→ PROBLEM DETAILS:
Using the listing below, select the lines with the word "JSON" and copy them.

→ EXTRACTED ENTRIES:
┌──

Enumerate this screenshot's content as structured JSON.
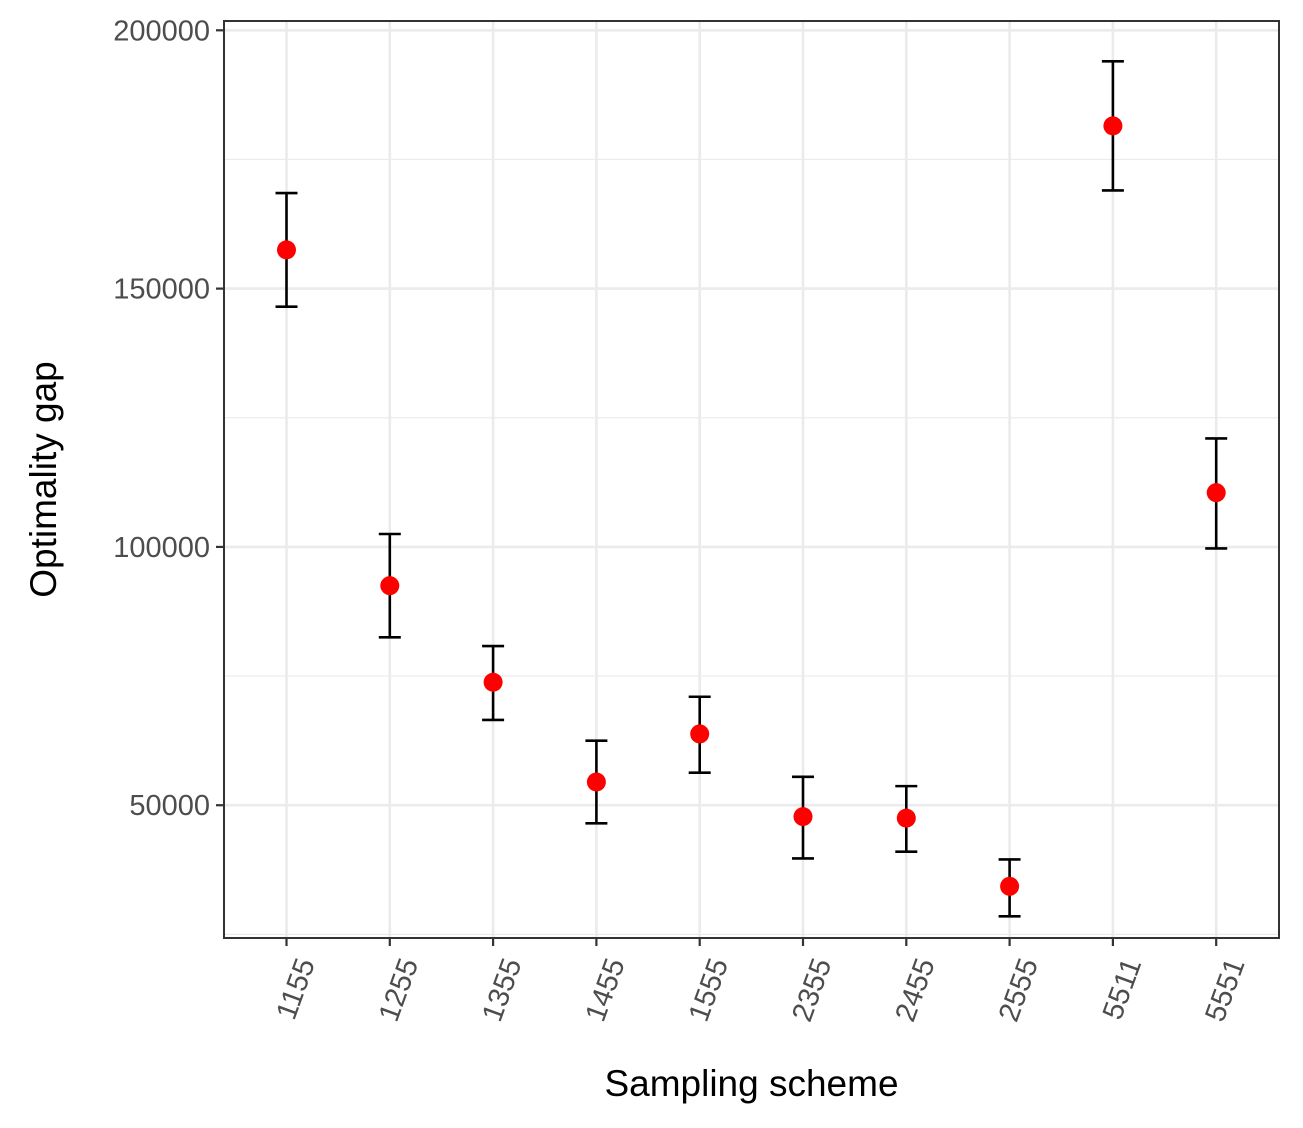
{
  "chart_data": {
    "type": "scatter",
    "xlabel": "Sampling scheme",
    "ylabel": "Optimality gap",
    "categories": [
      "1155",
      "1255",
      "1355",
      "1455",
      "1555",
      "2355",
      "2455",
      "2555",
      "5511",
      "5551"
    ],
    "series": [
      {
        "values": [
          157500,
          92500,
          73800,
          54500,
          63800,
          47800,
          47500,
          34300,
          181500,
          110500
        ],
        "err_low": [
          146500,
          82500,
          66500,
          46500,
          56300,
          39700,
          41000,
          28500,
          169000,
          99700
        ],
        "err_high": [
          168500,
          102500,
          80800,
          62500,
          71000,
          55500,
          53700,
          39500,
          194000,
          121000
        ],
        "point_color": "#ff0000",
        "errorbar_color": "#000000"
      }
    ],
    "y_ticks": [
      50000,
      100000,
      150000,
      200000
    ],
    "y_tick_labels": [
      "50000",
      "100000",
      "150000",
      "200000"
    ],
    "ylim": [
      24300,
      201800
    ],
    "grid": true,
    "panel_border_color": "#333333",
    "grid_color": "#ebebeb"
  }
}
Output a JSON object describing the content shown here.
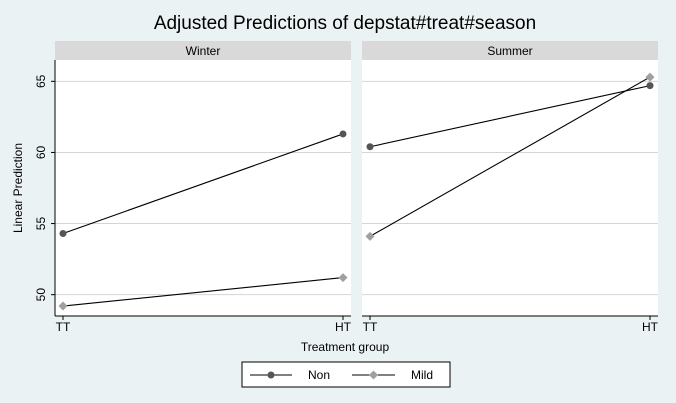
{
  "chart_data": {
    "type": "line",
    "title": "Adjusted Predictions of depstat#treat#season",
    "xlabel": "Treatment group",
    "ylabel": "Linear Prediction",
    "categories": [
      "TT",
      "HT"
    ],
    "ylim": [
      48.5,
      66.5
    ],
    "yticks": [
      50,
      55,
      60,
      65
    ],
    "grid": true,
    "legend_position": "bottom",
    "panels": [
      {
        "label": "Winter",
        "series": [
          {
            "name": "Non",
            "values": [
              54.3,
              61.3
            ]
          },
          {
            "name": "Mild",
            "values": [
              49.2,
              51.2
            ]
          }
        ]
      },
      {
        "label": "Summer",
        "series": [
          {
            "name": "Non",
            "values": [
              60.4,
              64.7
            ]
          },
          {
            "name": "Mild",
            "values": [
              54.1,
              65.3
            ]
          }
        ]
      }
    ],
    "series_styles": [
      {
        "name": "Non",
        "color": "#555555",
        "marker": "circle"
      },
      {
        "name": "Mild",
        "color": "#a0a0a0",
        "marker": "diamond"
      }
    ]
  }
}
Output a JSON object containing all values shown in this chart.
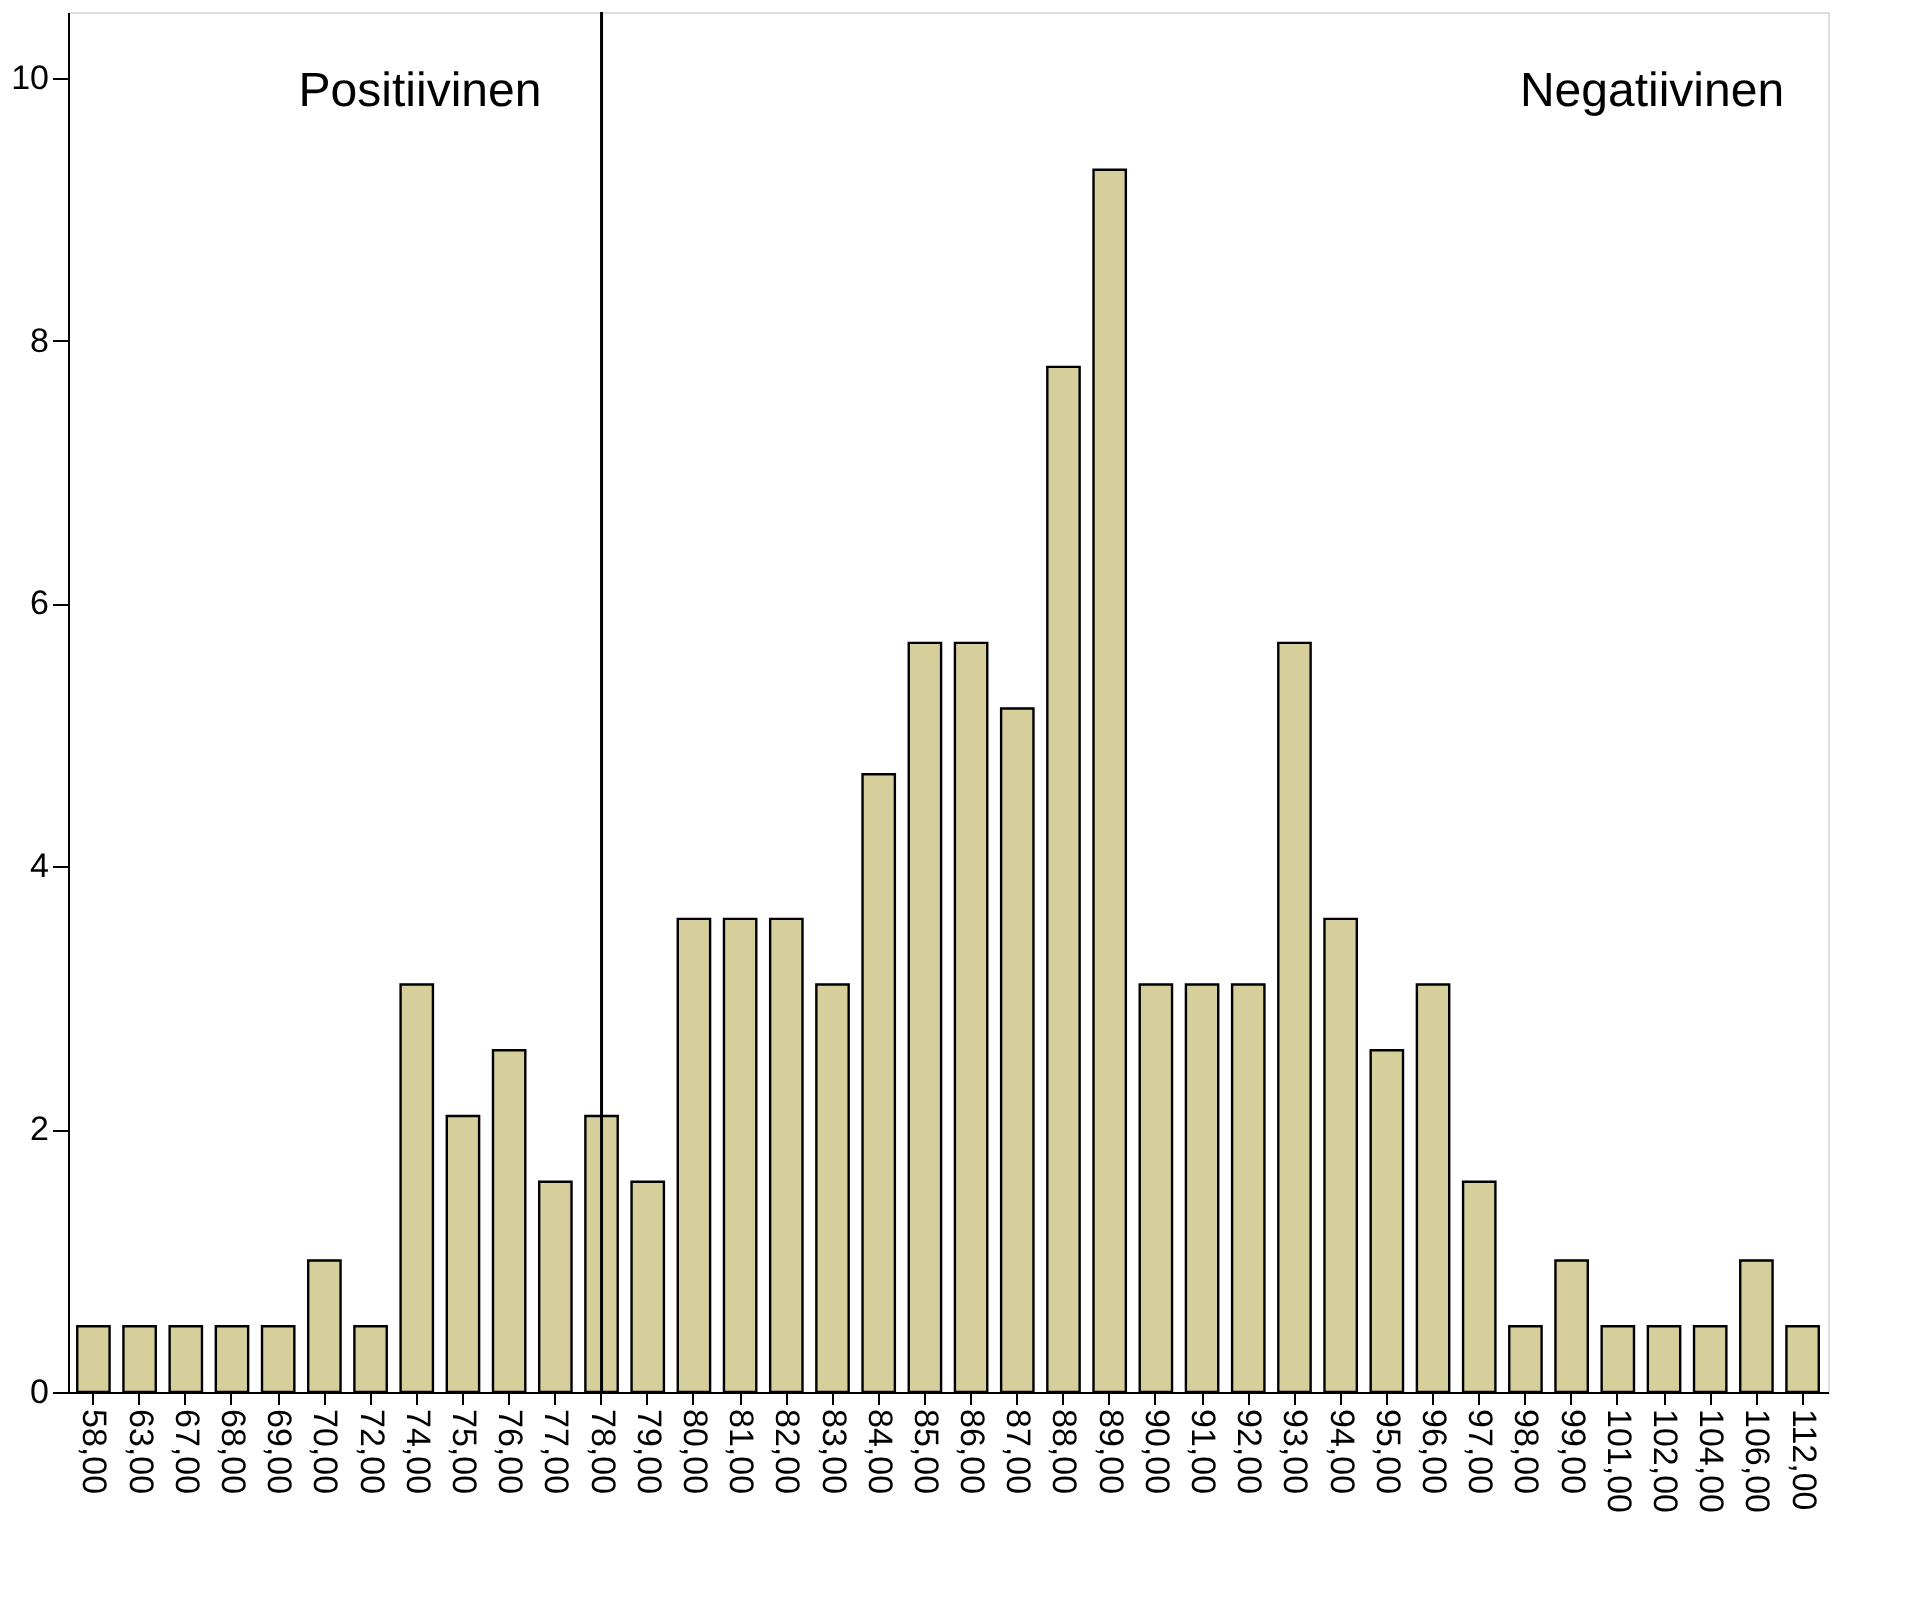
{
  "chart_data": {
    "type": "bar",
    "categories": [
      "58,00",
      "63,00",
      "67,00",
      "68,00",
      "69,00",
      "70,00",
      "72,00",
      "74,00",
      "75,00",
      "76,00",
      "77,00",
      "78,00",
      "79,00",
      "80,00",
      "81,00",
      "82,00",
      "83,00",
      "84,00",
      "85,00",
      "86,00",
      "87,00",
      "88,00",
      "89,00",
      "90,00",
      "91,00",
      "92,00",
      "93,00",
      "94,00",
      "95,00",
      "96,00",
      "97,00",
      "98,00",
      "99,00",
      "101,00",
      "102,00",
      "104,00",
      "106,00",
      "112,00"
    ],
    "values": [
      0.5,
      0.5,
      0.5,
      0.5,
      0.5,
      1.0,
      0.5,
      3.1,
      2.1,
      2.6,
      1.6,
      2.1,
      1.6,
      3.6,
      3.6,
      3.6,
      3.1,
      4.7,
      5.7,
      5.7,
      5.2,
      7.8,
      9.3,
      3.1,
      3.1,
      3.1,
      5.7,
      3.6,
      2.6,
      3.1,
      1.6,
      0.5,
      1.0,
      0.5,
      0.5,
      0.5,
      1.0,
      0.5
    ],
    "color": "#d6cf9b",
    "ylim": [
      0,
      10.5
    ],
    "yticks": [
      0,
      2,
      4,
      6,
      8,
      10
    ],
    "grid": false,
    "ref_lines": [
      {
        "axis": "x",
        "value": "78,00",
        "color": "#000000"
      }
    ],
    "annotations": [
      "Positiivinen",
      "Negatiivinen"
    ]
  }
}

└──

→ EXERCISE RESULT:
Enumerate this screenshot's content as structured JSON.
Output a JSON object describing the content shown here.
Output a JSON object containing all values shown in this chart.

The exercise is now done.